====== EXERCISE MATERIAL ======

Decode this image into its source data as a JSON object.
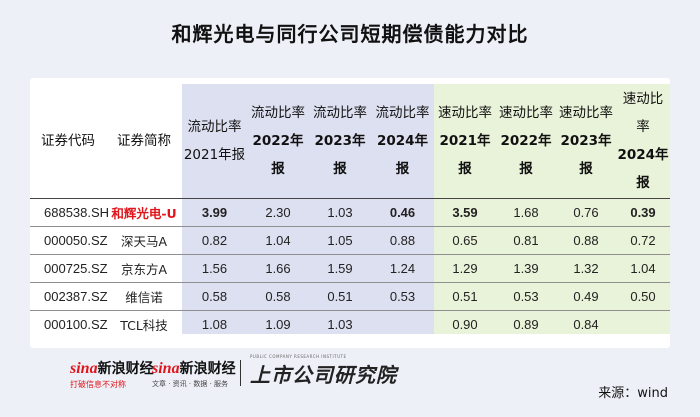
{
  "title": "和辉光电与同行公司短期偿债能力对比",
  "table": {
    "headers": [
      {
        "line1": "证券代码",
        "line2": ""
      },
      {
        "line1": "证券简称",
        "line2": ""
      },
      {
        "line1": "流动比率",
        "line2": "2021年报"
      },
      {
        "line1": "流动比率",
        "line2": "2022年报"
      },
      {
        "line1": "流动比率",
        "line2": "2023年报"
      },
      {
        "line1": "流动比率",
        "line2": "2024年报"
      },
      {
        "line1": "速动比率",
        "line2": "2021年报"
      },
      {
        "line1": "速动比率",
        "line2": "2022年报"
      },
      {
        "line1": "速动比率",
        "line2": "2023年报"
      },
      {
        "line1": "速动比率",
        "line2": "2024年报"
      }
    ],
    "rows": [
      [
        "688538.SH",
        "和辉光电-U",
        "3.99",
        "2.30",
        "1.03",
        "0.46",
        "3.59",
        "1.68",
        "0.76",
        "0.39"
      ],
      [
        "000050.SZ",
        "深天马A",
        "0.82",
        "1.04",
        "1.05",
        "0.88",
        "0.65",
        "0.81",
        "0.88",
        "0.72"
      ],
      [
        "000725.SZ",
        "京东方A",
        "1.56",
        "1.66",
        "1.59",
        "1.24",
        "1.29",
        "1.39",
        "1.32",
        "1.04"
      ],
      [
        "002387.SZ",
        "维信诺",
        "0.58",
        "0.58",
        "0.51",
        "0.53",
        "0.51",
        "0.53",
        "0.49",
        "0.50"
      ],
      [
        "000100.SZ",
        "TCL科技",
        "1.08",
        "1.09",
        "1.03",
        "",
        "0.90",
        "0.89",
        "0.84",
        ""
      ]
    ]
  },
  "colors": {
    "highlight_name": "#e0151b",
    "value_2021": "#f0a11d",
    "value_2024": "#e0151b",
    "band_current_ratio": "#dde0f1",
    "band_quick_ratio": "#e9f3d9"
  },
  "footer": {
    "logo1_mark": "sina",
    "logo1_name": "新浪财经",
    "logo1_tagline": "打破信息不对称",
    "logo2_mark": "sina",
    "logo2_name": "新浪财经",
    "logo2_tagline": "文章 · 资讯 · 数据 · 服务",
    "logo3_top": "PUBLIC COMPANY RESEARCH INSTITUTE",
    "logo3_name": "上市公司研究院",
    "source": "来源：wind"
  }
}
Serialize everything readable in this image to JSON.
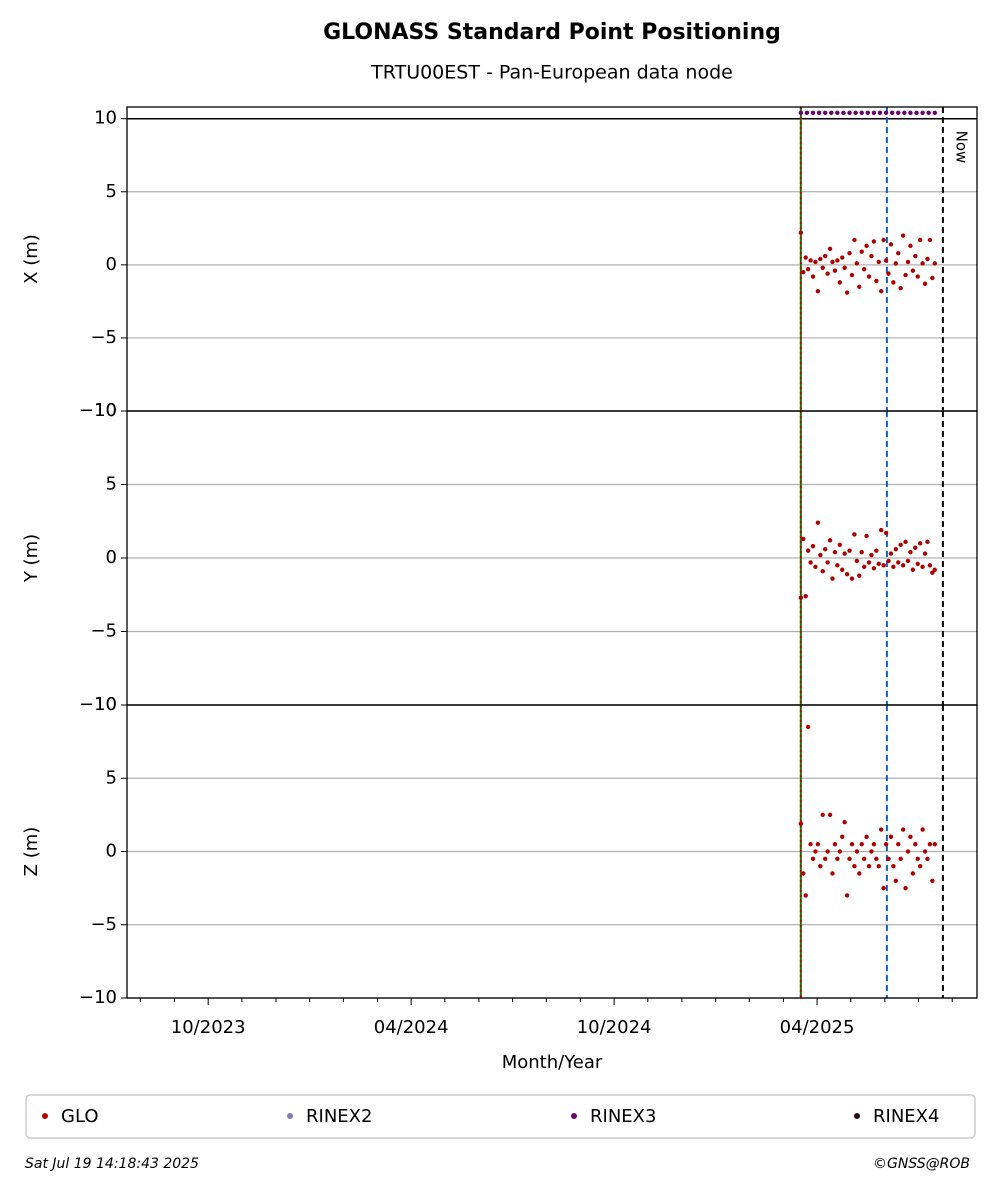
{
  "title": "GLONASS Standard Point Positioning",
  "subtitle": "TRTU00EST - Pan-European data node",
  "footer_left": "Sat Jul 19 14:18:43 2025",
  "footer_right": "©GNSS@ROB",
  "chart_data": [
    {
      "type": "scatter",
      "ylabel": "X (m)",
      "ylim": [
        -10,
        10.8
      ],
      "yticks": [
        {
          "value": -10,
          "label": "−10"
        },
        {
          "value": -5,
          "label": "−5"
        },
        0,
        5,
        10
      ],
      "grid": true,
      "hline": 10,
      "xlim": [
        2023.55,
        2025.644
      ],
      "x": [
        2025.21,
        2025.216,
        2025.222,
        2025.228,
        2025.234,
        2025.24,
        2025.246,
        2025.252,
        2025.258,
        2025.264,
        2025.27,
        2025.276,
        2025.282,
        2025.288,
        2025.294,
        2025.3,
        2025.306,
        2025.312,
        2025.318,
        2025.324,
        2025.33,
        2025.336,
        2025.342,
        2025.348,
        2025.354,
        2025.36,
        2025.366,
        2025.372,
        2025.378,
        2025.384,
        2025.39,
        2025.396,
        2025.402,
        2025.408,
        2025.414,
        2025.42,
        2025.426,
        2025.432,
        2025.438,
        2025.444,
        2025.45,
        2025.456,
        2025.462,
        2025.468,
        2025.474,
        2025.48,
        2025.486,
        2025.492,
        2025.498,
        2025.504,
        2025.51,
        2025.516,
        2025.522,
        2025.528,
        2025.534,
        2025.54
      ],
      "series": [
        {
          "name": "GLO",
          "color": "#b00000",
          "values": [
            2.2,
            -0.5,
            0.5,
            -0.3,
            0.3,
            -0.8,
            0.2,
            -1.8,
            0.4,
            -0.2,
            0.6,
            -0.6,
            1.1,
            0.2,
            -0.4,
            0.3,
            -1.2,
            0.5,
            -0.2,
            -1.9,
            0.8,
            -0.7,
            1.7,
            0.1,
            -1.5,
            0.9,
            -0.3,
            1.3,
            -0.8,
            0.6,
            1.6,
            -1.1,
            0.2,
            -1.8,
            1.7,
            0.3,
            -0.6,
            1.4,
            -1.2,
            0.1,
            0.8,
            -1.6,
            2.0,
            -0.7,
            0.2,
            1.3,
            -0.4,
            0.6,
            -0.8,
            1.7,
            0.1,
            -1.3,
            0.4,
            1.7,
            -0.9,
            0.1
          ]
        },
        {
          "name": "RINEX2",
          "color": "#7b7bbd",
          "x": [],
          "values": []
        },
        {
          "name": "RINEX3",
          "color": "#6b006b",
          "x": [
            2025.21,
            2025.225,
            2025.24,
            2025.255,
            2025.27,
            2025.285,
            2025.3,
            2025.315,
            2025.33,
            2025.345,
            2025.36,
            2025.375,
            2025.39,
            2025.405,
            2025.42,
            2025.435,
            2025.45,
            2025.465,
            2025.48,
            2025.495,
            2025.51,
            2025.525,
            2025.54
          ],
          "values": [
            10.4,
            10.4,
            10.4,
            10.4,
            10.4,
            10.4,
            10.4,
            10.4,
            10.4,
            10.4,
            10.4,
            10.4,
            10.4,
            10.4,
            10.4,
            10.4,
            10.4,
            10.4,
            10.4,
            10.4,
            10.4,
            10.4,
            10.4
          ]
        },
        {
          "name": "RINEX4",
          "color": "#2a0a1a",
          "x": [],
          "values": []
        }
      ],
      "vlines": [
        {
          "x": 2025.21,
          "color": "#008000",
          "style": "solid"
        },
        {
          "x": 2025.21,
          "color": "#d00000",
          "style": "dotted"
        },
        {
          "x": 2025.422,
          "color": "#1060c0",
          "style": "dashed"
        },
        {
          "x": 2025.56,
          "color": "#000000",
          "style": "dashed",
          "label": "Now"
        }
      ]
    },
    {
      "type": "scatter",
      "ylabel": "Y (m)",
      "ylim": [
        -10,
        10
      ],
      "yticks": [
        {
          "value": -10,
          "label": "−10"
        },
        {
          "value": -5,
          "label": "−5"
        },
        0,
        5,
        10
      ],
      "grid": true,
      "xlim": [
        2023.55,
        2025.644
      ],
      "x": [
        2025.21,
        2025.216,
        2025.222,
        2025.228,
        2025.234,
        2025.24,
        2025.246,
        2025.252,
        2025.258,
        2025.264,
        2025.27,
        2025.276,
        2025.282,
        2025.288,
        2025.294,
        2025.3,
        2025.306,
        2025.312,
        2025.318,
        2025.324,
        2025.33,
        2025.336,
        2025.342,
        2025.348,
        2025.354,
        2025.36,
        2025.366,
        2025.372,
        2025.378,
        2025.384,
        2025.39,
        2025.396,
        2025.402,
        2025.408,
        2025.414,
        2025.42,
        2025.426,
        2025.432,
        2025.438,
        2025.444,
        2025.45,
        2025.456,
        2025.462,
        2025.468,
        2025.474,
        2025.48,
        2025.486,
        2025.492,
        2025.498,
        2025.504,
        2025.51,
        2025.516,
        2025.522,
        2025.528,
        2025.534,
        2025.54
      ],
      "series": [
        {
          "name": "GLO",
          "color": "#b00000",
          "values": [
            -2.7,
            1.3,
            -2.6,
            0.5,
            -0.3,
            0.8,
            -0.6,
            2.4,
            0.2,
            -0.9,
            0.6,
            -0.3,
            1.2,
            -1.4,
            0.4,
            -0.5,
            0.9,
            -0.8,
            0.3,
            -1.1,
            0.5,
            -1.4,
            1.6,
            -0.2,
            -1.2,
            0.4,
            -0.6,
            1.5,
            -0.3,
            0.2,
            -0.7,
            0.5,
            -0.4,
            1.9,
            -0.5,
            1.7,
            -0.2,
            0.3,
            -0.6,
            0.6,
            -0.3,
            0.9,
            -0.5,
            1.1,
            -0.2,
            0.4,
            -0.8,
            0.7,
            -0.4,
            1.0,
            -0.6,
            0.3,
            1.1,
            -0.5,
            -1.0,
            -0.8
          ]
        }
      ],
      "vlines": [
        {
          "x": 2025.21,
          "color": "#008000",
          "style": "solid"
        },
        {
          "x": 2025.21,
          "color": "#d00000",
          "style": "dotted"
        },
        {
          "x": 2025.422,
          "color": "#1060c0",
          "style": "dashed"
        },
        {
          "x": 2025.56,
          "color": "#000000",
          "style": "dashed"
        }
      ]
    },
    {
      "type": "scatter",
      "ylabel": "Z (m)",
      "ylim": [
        -10,
        10
      ],
      "yticks": [
        {
          "value": -10,
          "label": "−10"
        },
        {
          "value": -5,
          "label": "−5"
        },
        0,
        5,
        10
      ],
      "grid": true,
      "xlim": [
        2023.55,
        2025.644
      ],
      "xlabel": "Month/Year",
      "xticks": [
        {
          "value": 2023.75,
          "label": "10/2023"
        },
        {
          "value": 2024.25,
          "label": "04/2024"
        },
        {
          "value": 2024.75,
          "label": "10/2024"
        },
        {
          "value": 2025.25,
          "label": "04/2025"
        }
      ],
      "xminorticks": [
        2023.583,
        2023.667,
        2023.833,
        2023.917,
        2024.0,
        2024.083,
        2024.167,
        2024.333,
        2024.417,
        2024.5,
        2024.583,
        2024.667,
        2024.833,
        2024.917,
        2025.0,
        2025.083,
        2025.167,
        2025.333,
        2025.417,
        2025.5,
        2025.583
      ],
      "x": [
        2025.21,
        2025.216,
        2025.222,
        2025.228,
        2025.234,
        2025.24,
        2025.246,
        2025.252,
        2025.258,
        2025.264,
        2025.27,
        2025.276,
        2025.282,
        2025.288,
        2025.294,
        2025.3,
        2025.306,
        2025.312,
        2025.318,
        2025.324,
        2025.33,
        2025.336,
        2025.342,
        2025.348,
        2025.354,
        2025.36,
        2025.366,
        2025.372,
        2025.378,
        2025.384,
        2025.39,
        2025.396,
        2025.402,
        2025.408,
        2025.414,
        2025.42,
        2025.426,
        2025.432,
        2025.438,
        2025.444,
        2025.45,
        2025.456,
        2025.462,
        2025.468,
        2025.474,
        2025.48,
        2025.486,
        2025.492,
        2025.498,
        2025.504,
        2025.51,
        2025.516,
        2025.522,
        2025.528,
        2025.534,
        2025.54
      ],
      "series": [
        {
          "name": "GLO",
          "color": "#b00000",
          "values": [
            1.9,
            -1.5,
            -3.0,
            8.5,
            0.5,
            -0.5,
            0.0,
            0.5,
            -1.0,
            2.5,
            -0.5,
            0.0,
            2.5,
            -1.5,
            0.5,
            -0.5,
            0.0,
            1.0,
            2.0,
            -3.0,
            -0.5,
            0.5,
            -1.0,
            0.0,
            -1.5,
            0.5,
            -0.5,
            1.0,
            -1.0,
            0.0,
            0.5,
            -0.5,
            -1.0,
            1.5,
            -2.5,
            0.5,
            -0.5,
            1.0,
            -1.0,
            -2.0,
            0.5,
            -0.5,
            1.5,
            -2.5,
            0.0,
            1.0,
            -1.5,
            0.5,
            -0.5,
            -1.0,
            1.5,
            0.0,
            -0.5,
            0.5,
            -2.0,
            0.5
          ]
        }
      ],
      "vlines": [
        {
          "x": 2025.21,
          "color": "#008000",
          "style": "solid"
        },
        {
          "x": 2025.21,
          "color": "#d00000",
          "style": "dotted"
        },
        {
          "x": 2025.422,
          "color": "#1060c0",
          "style": "dashed"
        },
        {
          "x": 2025.56,
          "color": "#000000",
          "style": "dashed"
        }
      ]
    }
  ]
}
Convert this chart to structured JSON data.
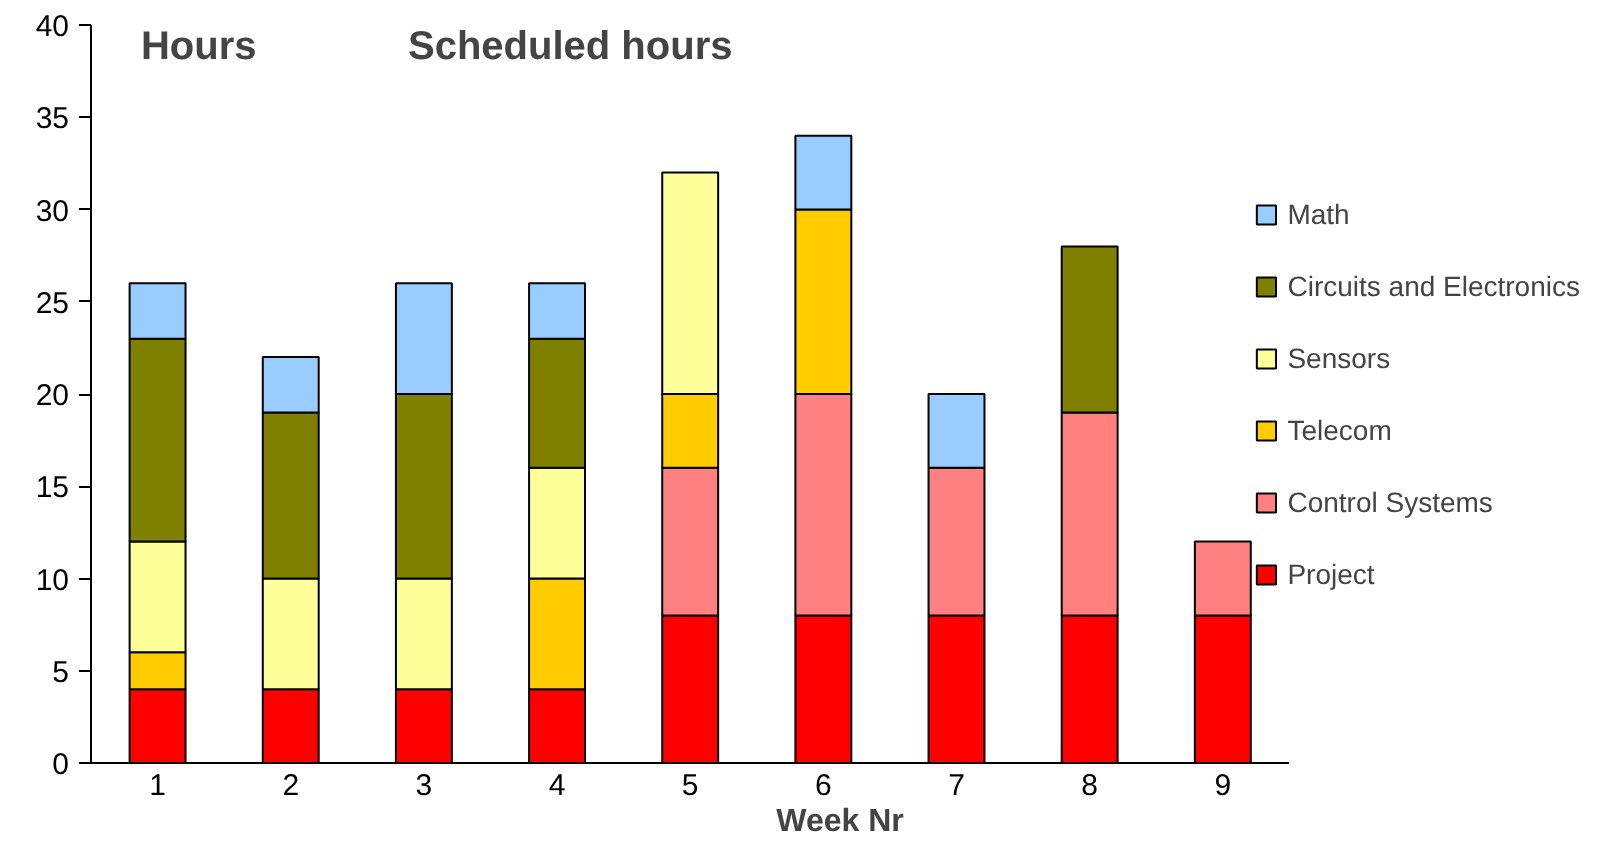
{
  "chart_data": {
    "type": "bar",
    "title": "Scheduled hours",
    "ylabel": "Hours",
    "xlabel": "Week Nr",
    "stacked": true,
    "categories": [
      "1",
      "2",
      "3",
      "4",
      "5",
      "6",
      "7",
      "8",
      "9"
    ],
    "series": [
      {
        "name": "Project",
        "color": "#ff0000",
        "values": [
          4,
          4,
          4,
          4,
          8,
          8,
          8,
          8,
          8
        ]
      },
      {
        "name": "Control Systems",
        "color": "#ff8080",
        "values": [
          null,
          null,
          null,
          null,
          8,
          12,
          8,
          11,
          4
        ]
      },
      {
        "name": "Telecom",
        "color": "#ffcc00",
        "values": [
          2,
          null,
          null,
          6,
          4,
          10,
          null,
          null,
          null
        ]
      },
      {
        "name": "Sensors",
        "color": "#ffff99",
        "values": [
          6,
          6,
          6,
          6,
          12,
          null,
          null,
          null,
          null
        ]
      },
      {
        "name": "Circuits and Electronics",
        "color": "#808000",
        "values": [
          11,
          9,
          10,
          7,
          null,
          null,
          null,
          9,
          null
        ]
      },
      {
        "name": "Math",
        "color": "#99ccff",
        "values": [
          3,
          3,
          6,
          3,
          null,
          4,
          4,
          null,
          null
        ]
      }
    ],
    "ylim": [
      0,
      40
    ],
    "yticks": [
      0,
      5,
      10,
      15,
      20,
      25,
      30,
      35,
      40
    ],
    "grid": false,
    "legend": "right"
  }
}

======

Go through the material line by line. Show each line that contains the string "image".

COMPLETED EXERCISE
Decode this image into its source data as a JSON object.
Serialize everything readable in this image to JSON.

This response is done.